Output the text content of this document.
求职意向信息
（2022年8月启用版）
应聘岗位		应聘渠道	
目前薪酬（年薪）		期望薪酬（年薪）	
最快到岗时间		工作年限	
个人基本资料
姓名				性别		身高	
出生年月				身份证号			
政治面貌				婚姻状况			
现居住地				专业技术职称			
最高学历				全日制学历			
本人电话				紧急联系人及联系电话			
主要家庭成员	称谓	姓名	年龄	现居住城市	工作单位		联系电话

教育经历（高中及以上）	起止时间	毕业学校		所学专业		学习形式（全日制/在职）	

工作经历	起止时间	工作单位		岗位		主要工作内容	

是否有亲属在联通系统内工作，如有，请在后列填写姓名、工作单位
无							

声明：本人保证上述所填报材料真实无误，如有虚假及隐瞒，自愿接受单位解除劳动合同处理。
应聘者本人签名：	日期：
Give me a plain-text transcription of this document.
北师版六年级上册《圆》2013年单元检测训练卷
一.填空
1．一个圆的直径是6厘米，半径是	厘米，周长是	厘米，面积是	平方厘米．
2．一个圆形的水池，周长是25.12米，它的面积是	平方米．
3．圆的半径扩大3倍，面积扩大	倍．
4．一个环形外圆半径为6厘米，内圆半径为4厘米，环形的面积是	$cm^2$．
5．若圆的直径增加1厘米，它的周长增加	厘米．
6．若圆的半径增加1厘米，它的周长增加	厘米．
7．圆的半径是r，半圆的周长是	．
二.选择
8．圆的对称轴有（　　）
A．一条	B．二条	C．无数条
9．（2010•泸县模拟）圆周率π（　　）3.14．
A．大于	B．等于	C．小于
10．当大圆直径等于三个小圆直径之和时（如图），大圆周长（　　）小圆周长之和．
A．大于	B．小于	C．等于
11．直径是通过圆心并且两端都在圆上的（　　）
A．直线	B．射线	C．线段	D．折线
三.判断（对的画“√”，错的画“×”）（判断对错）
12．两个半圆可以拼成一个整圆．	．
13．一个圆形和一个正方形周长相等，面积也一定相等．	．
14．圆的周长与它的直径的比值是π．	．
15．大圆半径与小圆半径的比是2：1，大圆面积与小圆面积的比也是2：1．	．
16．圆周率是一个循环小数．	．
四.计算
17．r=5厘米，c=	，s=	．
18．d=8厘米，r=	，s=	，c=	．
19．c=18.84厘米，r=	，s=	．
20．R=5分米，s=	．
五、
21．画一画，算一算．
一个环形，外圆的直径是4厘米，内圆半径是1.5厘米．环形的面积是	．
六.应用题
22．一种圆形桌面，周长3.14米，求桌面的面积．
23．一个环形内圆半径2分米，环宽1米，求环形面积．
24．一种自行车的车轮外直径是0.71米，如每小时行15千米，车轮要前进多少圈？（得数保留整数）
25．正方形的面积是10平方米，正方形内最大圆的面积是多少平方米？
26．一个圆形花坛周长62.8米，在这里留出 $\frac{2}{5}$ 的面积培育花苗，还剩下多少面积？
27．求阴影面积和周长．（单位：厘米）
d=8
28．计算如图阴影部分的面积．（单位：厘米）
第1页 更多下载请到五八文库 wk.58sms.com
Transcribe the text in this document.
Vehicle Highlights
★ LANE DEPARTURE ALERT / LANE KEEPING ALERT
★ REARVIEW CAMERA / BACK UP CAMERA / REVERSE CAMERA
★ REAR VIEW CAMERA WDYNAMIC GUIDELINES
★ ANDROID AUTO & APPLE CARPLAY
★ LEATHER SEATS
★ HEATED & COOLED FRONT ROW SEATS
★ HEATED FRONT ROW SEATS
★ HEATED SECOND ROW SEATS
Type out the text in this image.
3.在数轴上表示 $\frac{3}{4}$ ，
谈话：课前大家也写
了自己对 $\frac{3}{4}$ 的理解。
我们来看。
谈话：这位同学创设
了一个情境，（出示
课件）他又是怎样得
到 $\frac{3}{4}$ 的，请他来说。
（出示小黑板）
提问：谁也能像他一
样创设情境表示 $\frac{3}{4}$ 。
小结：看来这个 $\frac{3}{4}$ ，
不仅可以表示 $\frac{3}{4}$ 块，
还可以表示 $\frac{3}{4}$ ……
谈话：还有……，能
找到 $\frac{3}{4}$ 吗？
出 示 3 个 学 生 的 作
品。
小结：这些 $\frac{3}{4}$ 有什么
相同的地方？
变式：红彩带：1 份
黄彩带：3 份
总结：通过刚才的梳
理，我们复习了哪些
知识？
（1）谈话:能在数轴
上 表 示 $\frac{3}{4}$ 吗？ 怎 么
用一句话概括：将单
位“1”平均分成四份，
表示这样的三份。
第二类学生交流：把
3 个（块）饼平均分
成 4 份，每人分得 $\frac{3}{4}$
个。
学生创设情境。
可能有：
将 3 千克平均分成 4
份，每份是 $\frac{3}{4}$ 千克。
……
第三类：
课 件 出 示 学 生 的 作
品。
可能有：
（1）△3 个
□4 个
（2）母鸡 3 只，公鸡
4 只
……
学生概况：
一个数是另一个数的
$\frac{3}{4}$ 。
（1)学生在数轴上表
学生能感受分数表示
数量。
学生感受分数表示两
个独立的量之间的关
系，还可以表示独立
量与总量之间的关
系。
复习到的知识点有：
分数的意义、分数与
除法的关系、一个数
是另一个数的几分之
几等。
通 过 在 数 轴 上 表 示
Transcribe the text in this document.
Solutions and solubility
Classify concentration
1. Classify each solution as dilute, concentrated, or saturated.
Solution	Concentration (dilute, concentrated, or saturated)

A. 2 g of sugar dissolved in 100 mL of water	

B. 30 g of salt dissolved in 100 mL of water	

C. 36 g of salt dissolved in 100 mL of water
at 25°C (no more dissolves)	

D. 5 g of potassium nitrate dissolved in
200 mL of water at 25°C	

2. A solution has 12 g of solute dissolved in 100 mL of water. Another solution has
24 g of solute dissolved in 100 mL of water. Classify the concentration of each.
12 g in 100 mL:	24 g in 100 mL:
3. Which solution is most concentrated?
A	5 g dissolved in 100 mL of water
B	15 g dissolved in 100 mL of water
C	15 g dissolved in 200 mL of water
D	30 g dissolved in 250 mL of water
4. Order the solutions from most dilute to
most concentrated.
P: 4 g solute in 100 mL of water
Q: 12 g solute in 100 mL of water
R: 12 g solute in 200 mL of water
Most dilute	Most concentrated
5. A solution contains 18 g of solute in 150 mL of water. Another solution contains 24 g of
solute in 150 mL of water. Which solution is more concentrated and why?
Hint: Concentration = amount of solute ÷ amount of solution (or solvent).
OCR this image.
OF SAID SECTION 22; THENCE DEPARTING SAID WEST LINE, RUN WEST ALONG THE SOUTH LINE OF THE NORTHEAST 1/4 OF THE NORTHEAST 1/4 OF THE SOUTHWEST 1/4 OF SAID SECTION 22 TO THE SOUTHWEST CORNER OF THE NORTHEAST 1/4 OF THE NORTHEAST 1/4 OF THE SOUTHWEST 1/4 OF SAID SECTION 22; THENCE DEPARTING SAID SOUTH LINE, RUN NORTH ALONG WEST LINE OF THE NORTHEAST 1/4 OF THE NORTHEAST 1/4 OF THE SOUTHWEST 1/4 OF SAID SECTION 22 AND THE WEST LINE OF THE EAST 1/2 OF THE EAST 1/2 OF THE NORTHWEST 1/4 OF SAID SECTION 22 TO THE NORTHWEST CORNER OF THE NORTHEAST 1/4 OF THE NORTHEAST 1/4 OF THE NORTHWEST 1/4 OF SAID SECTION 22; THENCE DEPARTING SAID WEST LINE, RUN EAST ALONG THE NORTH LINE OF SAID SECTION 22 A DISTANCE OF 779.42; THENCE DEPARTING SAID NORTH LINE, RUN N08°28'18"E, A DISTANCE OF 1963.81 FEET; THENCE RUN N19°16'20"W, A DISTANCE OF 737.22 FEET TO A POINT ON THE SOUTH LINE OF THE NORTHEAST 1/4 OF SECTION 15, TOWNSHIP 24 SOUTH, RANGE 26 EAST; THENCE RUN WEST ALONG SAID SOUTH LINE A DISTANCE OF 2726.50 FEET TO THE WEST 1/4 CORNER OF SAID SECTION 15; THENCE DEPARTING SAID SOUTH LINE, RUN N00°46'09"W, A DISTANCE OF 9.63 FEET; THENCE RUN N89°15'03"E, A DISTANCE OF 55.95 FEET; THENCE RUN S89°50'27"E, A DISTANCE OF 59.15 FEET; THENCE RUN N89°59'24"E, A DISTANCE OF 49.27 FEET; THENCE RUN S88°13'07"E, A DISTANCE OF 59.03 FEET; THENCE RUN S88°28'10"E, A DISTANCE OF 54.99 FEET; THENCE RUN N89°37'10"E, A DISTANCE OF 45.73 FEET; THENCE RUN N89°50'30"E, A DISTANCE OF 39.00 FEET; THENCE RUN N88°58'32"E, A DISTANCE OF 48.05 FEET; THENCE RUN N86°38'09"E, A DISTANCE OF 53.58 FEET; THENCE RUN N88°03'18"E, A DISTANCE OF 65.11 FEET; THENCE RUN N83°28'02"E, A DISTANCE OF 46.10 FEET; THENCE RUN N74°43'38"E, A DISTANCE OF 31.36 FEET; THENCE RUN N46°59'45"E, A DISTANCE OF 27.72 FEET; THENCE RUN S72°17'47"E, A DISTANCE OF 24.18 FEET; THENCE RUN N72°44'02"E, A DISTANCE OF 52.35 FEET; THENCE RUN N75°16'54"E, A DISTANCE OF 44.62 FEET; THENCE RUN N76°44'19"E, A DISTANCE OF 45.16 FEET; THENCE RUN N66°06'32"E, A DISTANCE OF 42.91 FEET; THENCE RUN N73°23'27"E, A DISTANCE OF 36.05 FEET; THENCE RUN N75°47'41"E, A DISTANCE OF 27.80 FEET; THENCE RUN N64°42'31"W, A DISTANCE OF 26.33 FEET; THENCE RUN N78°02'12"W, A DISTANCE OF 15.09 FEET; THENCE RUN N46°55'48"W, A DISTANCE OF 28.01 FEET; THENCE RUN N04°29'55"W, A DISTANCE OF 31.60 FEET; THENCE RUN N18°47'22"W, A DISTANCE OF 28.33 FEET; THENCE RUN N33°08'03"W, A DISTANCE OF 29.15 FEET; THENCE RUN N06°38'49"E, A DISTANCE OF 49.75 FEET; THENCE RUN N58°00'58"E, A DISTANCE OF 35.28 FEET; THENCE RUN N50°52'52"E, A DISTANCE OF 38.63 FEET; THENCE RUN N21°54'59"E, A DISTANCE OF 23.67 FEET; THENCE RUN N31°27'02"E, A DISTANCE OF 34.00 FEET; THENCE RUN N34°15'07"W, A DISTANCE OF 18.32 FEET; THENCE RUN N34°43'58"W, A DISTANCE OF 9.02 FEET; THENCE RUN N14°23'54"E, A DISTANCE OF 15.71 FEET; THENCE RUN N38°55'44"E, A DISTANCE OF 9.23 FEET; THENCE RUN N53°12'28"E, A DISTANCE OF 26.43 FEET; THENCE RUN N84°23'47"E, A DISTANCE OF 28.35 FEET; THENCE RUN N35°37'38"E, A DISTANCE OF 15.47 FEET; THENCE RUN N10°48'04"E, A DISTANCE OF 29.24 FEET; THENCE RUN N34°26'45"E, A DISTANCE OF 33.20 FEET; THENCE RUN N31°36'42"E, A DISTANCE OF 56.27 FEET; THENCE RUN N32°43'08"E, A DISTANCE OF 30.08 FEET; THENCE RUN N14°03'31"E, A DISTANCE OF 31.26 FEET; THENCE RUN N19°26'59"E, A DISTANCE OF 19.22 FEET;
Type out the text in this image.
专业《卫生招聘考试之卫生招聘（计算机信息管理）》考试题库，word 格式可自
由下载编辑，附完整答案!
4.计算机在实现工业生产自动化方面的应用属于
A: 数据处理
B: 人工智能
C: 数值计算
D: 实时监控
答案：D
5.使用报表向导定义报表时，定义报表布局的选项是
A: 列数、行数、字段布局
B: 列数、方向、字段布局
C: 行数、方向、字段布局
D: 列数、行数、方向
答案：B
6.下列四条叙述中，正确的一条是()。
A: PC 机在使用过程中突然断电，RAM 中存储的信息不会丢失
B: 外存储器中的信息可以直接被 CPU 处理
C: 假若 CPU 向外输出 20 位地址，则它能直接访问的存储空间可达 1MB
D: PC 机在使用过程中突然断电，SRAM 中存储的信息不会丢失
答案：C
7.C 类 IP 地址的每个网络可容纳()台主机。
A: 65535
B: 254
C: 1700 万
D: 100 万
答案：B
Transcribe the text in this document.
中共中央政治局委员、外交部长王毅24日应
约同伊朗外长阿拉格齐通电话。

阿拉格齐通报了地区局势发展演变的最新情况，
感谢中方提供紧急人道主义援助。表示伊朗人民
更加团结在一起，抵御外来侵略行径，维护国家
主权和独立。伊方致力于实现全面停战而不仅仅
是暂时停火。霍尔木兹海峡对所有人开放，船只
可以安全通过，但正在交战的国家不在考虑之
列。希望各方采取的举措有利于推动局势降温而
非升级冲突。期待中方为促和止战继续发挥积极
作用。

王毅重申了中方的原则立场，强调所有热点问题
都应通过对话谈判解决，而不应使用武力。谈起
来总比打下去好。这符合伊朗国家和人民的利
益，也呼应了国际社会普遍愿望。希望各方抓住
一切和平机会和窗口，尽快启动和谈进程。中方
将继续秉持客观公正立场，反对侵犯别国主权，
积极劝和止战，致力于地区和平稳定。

▶ **WRITTEN TASK**
Search the data above for lines holding "salt" and copy each of them.

▶ **WRITTEN REPLY**
B. 30 g of salt dissolved in 100 mL of water	
C. 36 g of salt dissolved in 100 mL of water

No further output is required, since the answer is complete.